It is upon this landscape that the PPP arrived in the early 2010’s, bringing with it a relentless culture of urgency. At Jordan Downs, redevelopment has proceeded through a PPP led by the Housing Authority of the City of Los Angeles (HACLA), which retains ownership of the land while development responsibilities are undertaken by private and non-profit partners including The Michaels Organization and BRIDGE Housing. These entities assemble layered financing packages—typically combining Low-Income Housing Tax Credits allocated by the California Tax Credit Allocation Committee, public subsidies from local and federal agencies, and conventional construction debt—to construct and manage new housing (City of Los Angeles, 2016). Within this arrangement, the public sector provides land, regulatory authority, and subsidy streams, while private developers coordinate financing, construction, and property management.
The urgency brought about by the PPP is financial and political. A California Department of Toxic Substances Control supervisor revealed the pressure: “These developers get these grants . . . You got to spend it, you got two, three years to spend it. So, a lot of pressure to break ground” (Interview, 21 August 2025). Certainly, for a community shaped by decades of infrastructural neglect and policy abandonment, the sudden imperative to accelerate redevelopment produced a profound temporal contradiction. Where state action had long been characterized by delay and deferral—deferred maintenance, postponed investments, protracted planning processes—redevelopment now mobilized urgency as its organizing logic. Yet, this acceleration was not simply imposed upon residents from above. The phased, parcel-by-parcel approach that would generate such concern emerged directly from residents’ own political demands, forged through generations of struggle against displacement.
In 1988, more than 150 public housing residents and supporters staged the first-ever protest by public housing tenants in Los Angeles history, confronting city hall over slum conditions and the lack of police protection (Brooks, 1993: 217). The following year, when the HACLA attempted to sell Jordan Downs to a private developer, over 600 residents packed the development's gymnasium, heckling housing authority officials into silence and forcing them to abandon their presentation (Brooks, 1993: 190). As one tenant leader declared at the time: “For 18 months we have been struggling to get the Housing Authority to understand the needs of residents. Residents will no longer be complacent . . . The time for studies should stop. The time to work with residents should start” (Nadine Janisse, qtd. in Brooks, 1993: 200).
This political inheritance carried forward. In the decades that followed, tenant organizations—including the LA Human Right to Housing Collective, LA Community Action Network, and Union de Vecinos—continued to challenge HACLA's privatization strategies, block proposed eviction policy changes through Agency Plan hearings, and mobilize residents against displacement (Brooks, 1993; LA Community Action Network, 2013). When Jordan Downs tenants later confronted the prospect of redevelopment, they brought with them what earlier struggles had taught: that privatization reliably produced displacement; that “good standing” return requirements could function as exclusion mechanisms; and that enforceable rights, not mere promises, were required. By 2014–2016, tenants had secured core guarantees from HACLA—one-for-one replacement, right-to-return protections, and structured consultation commitments. These were not gifts of partnership; they were outcomes of struggle. The resulting “build-first” model—constructing new units on vacant parcels before demolishing existing housing—represented a significant concession to this organized pressure. Following decades of displacement wrought by urban renewal and subsequent redevelopment initiatives across Los Angeles, tenant organizers made anti-displacement a non-negotiable condition of revitalization. This demand was institutionalized in HACLA's commitment to phasing, formally approved by the Los Angeles City Planning Commission in its 2016 Jordan Downs Urban Village Specific Plan (City of Los Angeles, 2016: 10).

#### [Problem]
Copy the Jordan Downs passage again, beginning at the words "In 1988, more" and stopping after "Brooks, 1993: 200).", and change "gymnasium" to "gym". The data after this text isn't needed.

#### [Dataset entries]
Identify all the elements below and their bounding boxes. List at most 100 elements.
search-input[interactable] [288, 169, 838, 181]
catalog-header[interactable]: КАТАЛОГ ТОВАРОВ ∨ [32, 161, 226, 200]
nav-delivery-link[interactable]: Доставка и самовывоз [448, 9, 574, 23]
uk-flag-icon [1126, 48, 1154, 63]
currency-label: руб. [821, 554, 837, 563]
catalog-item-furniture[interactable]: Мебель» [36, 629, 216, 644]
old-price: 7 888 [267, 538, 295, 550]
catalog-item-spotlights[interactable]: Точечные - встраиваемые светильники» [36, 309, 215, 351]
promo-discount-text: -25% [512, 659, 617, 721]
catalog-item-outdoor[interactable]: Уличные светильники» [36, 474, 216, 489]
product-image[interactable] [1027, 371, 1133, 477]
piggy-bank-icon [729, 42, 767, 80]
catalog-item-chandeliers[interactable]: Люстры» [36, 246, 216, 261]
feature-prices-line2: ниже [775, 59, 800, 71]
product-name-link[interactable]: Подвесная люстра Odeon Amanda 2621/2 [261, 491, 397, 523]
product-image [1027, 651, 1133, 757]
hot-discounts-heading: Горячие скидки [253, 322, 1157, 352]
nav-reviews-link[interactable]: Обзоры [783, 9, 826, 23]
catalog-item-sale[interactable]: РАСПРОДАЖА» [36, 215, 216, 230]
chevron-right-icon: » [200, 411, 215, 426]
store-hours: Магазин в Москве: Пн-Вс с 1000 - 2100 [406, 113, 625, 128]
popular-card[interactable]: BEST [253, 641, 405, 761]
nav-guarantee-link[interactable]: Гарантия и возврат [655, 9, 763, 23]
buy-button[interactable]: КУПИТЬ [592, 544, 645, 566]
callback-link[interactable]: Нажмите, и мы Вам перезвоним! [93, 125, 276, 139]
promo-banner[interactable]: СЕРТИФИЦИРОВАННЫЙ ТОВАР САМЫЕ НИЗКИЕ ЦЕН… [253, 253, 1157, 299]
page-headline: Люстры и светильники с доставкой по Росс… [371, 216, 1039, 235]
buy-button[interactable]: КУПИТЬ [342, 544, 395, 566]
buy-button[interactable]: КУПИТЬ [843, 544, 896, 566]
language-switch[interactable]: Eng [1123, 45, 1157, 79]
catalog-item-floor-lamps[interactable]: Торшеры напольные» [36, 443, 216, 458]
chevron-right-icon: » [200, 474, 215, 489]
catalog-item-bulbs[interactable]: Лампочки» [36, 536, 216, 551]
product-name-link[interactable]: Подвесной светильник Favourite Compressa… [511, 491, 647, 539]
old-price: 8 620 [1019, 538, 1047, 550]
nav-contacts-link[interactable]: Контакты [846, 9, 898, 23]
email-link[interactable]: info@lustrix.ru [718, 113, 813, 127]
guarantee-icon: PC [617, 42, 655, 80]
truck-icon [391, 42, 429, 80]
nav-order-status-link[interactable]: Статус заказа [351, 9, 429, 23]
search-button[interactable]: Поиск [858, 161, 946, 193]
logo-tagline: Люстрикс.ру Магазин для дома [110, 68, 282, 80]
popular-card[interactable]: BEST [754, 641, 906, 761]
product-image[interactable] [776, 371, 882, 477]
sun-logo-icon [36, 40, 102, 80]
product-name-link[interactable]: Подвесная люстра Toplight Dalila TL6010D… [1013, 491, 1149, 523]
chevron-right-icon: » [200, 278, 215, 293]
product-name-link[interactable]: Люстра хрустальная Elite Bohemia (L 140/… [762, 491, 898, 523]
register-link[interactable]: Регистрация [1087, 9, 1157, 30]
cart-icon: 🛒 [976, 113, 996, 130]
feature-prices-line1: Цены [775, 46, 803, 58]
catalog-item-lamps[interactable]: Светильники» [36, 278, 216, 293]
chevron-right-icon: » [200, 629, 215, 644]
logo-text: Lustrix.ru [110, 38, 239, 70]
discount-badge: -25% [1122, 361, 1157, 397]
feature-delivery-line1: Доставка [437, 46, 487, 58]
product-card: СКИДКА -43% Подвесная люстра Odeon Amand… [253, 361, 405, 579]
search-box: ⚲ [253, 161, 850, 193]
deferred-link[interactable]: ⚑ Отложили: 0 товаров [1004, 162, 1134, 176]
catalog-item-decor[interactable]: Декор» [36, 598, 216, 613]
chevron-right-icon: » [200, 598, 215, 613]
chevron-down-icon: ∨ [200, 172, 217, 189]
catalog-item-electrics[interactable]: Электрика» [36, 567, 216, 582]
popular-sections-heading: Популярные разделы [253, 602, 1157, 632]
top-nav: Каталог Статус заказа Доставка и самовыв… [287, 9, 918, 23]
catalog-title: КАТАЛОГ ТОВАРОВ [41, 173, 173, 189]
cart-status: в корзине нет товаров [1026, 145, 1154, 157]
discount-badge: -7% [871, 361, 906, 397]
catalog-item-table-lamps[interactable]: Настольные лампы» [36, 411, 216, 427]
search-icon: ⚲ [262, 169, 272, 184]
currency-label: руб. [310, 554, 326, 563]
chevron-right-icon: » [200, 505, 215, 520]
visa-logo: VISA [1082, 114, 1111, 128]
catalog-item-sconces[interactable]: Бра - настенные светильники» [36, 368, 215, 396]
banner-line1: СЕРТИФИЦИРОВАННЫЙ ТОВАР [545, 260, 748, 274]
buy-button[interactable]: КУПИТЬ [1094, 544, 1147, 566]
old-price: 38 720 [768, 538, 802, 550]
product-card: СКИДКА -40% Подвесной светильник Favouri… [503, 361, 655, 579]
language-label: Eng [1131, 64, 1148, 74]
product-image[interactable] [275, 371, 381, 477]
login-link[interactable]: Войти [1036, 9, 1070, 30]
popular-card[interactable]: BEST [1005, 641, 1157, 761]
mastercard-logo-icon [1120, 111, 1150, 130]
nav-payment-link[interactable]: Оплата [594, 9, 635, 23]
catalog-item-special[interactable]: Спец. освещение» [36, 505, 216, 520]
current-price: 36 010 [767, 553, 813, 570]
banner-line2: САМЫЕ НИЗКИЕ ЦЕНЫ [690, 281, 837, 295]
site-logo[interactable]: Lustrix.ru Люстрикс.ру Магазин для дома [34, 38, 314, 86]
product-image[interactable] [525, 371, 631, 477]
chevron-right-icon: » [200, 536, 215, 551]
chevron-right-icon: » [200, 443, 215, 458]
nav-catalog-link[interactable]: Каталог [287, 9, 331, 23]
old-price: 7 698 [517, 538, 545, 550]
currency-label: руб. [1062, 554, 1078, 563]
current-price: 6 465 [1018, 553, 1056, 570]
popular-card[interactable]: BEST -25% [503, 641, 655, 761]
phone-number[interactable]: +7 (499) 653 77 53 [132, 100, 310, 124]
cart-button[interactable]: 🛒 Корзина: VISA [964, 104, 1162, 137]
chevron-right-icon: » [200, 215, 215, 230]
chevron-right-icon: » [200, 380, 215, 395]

#### [Response for this exercise]
In 1988, more than 150 public housing residents and supporters staged the first-ever protest by public housing tenants in Los Angeles history, confronting city hall over slum conditions and the lack of police protection (Brooks, 1993: 217). The following year, when the HACLA attempted to sell Jordan Downs to a private developer, over 600 residents packed the development's gym, heckling housing authority officials into silence and forcing them to abandon their presentation (Brooks, 1993: 190). As one tenant leader declared at the time: “For 18 months we have been struggling to get the Housing Authority to understand the needs of residents. Residents will no longer be complacent . . . The time for studies should stop. The time to work with residents should start” (Nadine Janisse, qtd. in Brooks, 1993: 200).